**Material for this exercise:**

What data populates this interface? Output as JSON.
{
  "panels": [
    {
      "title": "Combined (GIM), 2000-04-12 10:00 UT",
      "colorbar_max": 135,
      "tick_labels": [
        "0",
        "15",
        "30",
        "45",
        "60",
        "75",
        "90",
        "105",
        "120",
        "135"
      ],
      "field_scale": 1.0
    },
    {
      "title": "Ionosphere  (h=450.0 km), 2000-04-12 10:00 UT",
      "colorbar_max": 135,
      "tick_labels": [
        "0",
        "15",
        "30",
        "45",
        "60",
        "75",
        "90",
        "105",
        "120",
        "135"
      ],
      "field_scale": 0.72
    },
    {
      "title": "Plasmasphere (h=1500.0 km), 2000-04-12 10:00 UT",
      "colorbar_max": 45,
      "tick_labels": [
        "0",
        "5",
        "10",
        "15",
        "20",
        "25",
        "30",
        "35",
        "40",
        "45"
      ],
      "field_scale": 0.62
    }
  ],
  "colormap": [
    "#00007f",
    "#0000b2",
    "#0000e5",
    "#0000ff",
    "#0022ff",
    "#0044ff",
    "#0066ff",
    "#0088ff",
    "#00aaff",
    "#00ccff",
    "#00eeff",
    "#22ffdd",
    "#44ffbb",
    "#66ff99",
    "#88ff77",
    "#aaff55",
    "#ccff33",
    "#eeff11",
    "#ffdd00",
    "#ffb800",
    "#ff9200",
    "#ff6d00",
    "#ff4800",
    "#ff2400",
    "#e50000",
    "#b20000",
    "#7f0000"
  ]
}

**Task instructions:** Retype every record above exactly as it appears.

**Task result:**
What data populates this interface? Output as JSON.
{
  "panels": [
    {
      "title": "Combined (GIM), 2000-04-12 10:00 UT",
      "colorbar_max": 135,
      "tick_labels": [
        "0",
        "15",
        "30",
        "45",
        "60",
        "75",
        "90",
        "105",
        "120",
        "135"
      ],
      "field_scale": 1.0
    },
    {
      "title": "Ionosphere  (h=450.0 km), 2000-04-12 10:00 UT",
      "colorbar_max": 135,
      "tick_labels": [
        "0",
        "15",
        "30",
        "45",
        "60",
        "75",
        "90",
        "105",
        "120",
        "135"
      ],
      "field_scale": 0.72
    },
    {
      "title": "Plasmasphere (h=1500.0 km), 2000-04-12 10:00 UT",
      "colorbar_max": 45,
      "tick_labels": [
        "0",
        "5",
        "10",
        "15",
        "20",
        "25",
        "30",
        "35",
        "40",
        "45"
      ],
      "field_scale": 0.62
    }
  ],
  "colormap": [
    "#00007f",
    "#0000b2",
    "#0000e5",
    "#0000ff",
    "#0022ff",
    "#0044ff",
    "#0066ff",
    "#0088ff",
    "#00aaff",
    "#00ccff",
    "#00eeff",
    "#22ffdd",
    "#44ffbb",
    "#66ff99",
    "#88ff77",
    "#aaff55",
    "#ccff33",
    "#eeff11",
    "#ffdd00",
    "#ffb800",
    "#ff9200",
    "#ff6d00",
    "#ff4800",
    "#ff2400",
    "#e50000",
    "#b20000",
    "#7f0000"
  ]
}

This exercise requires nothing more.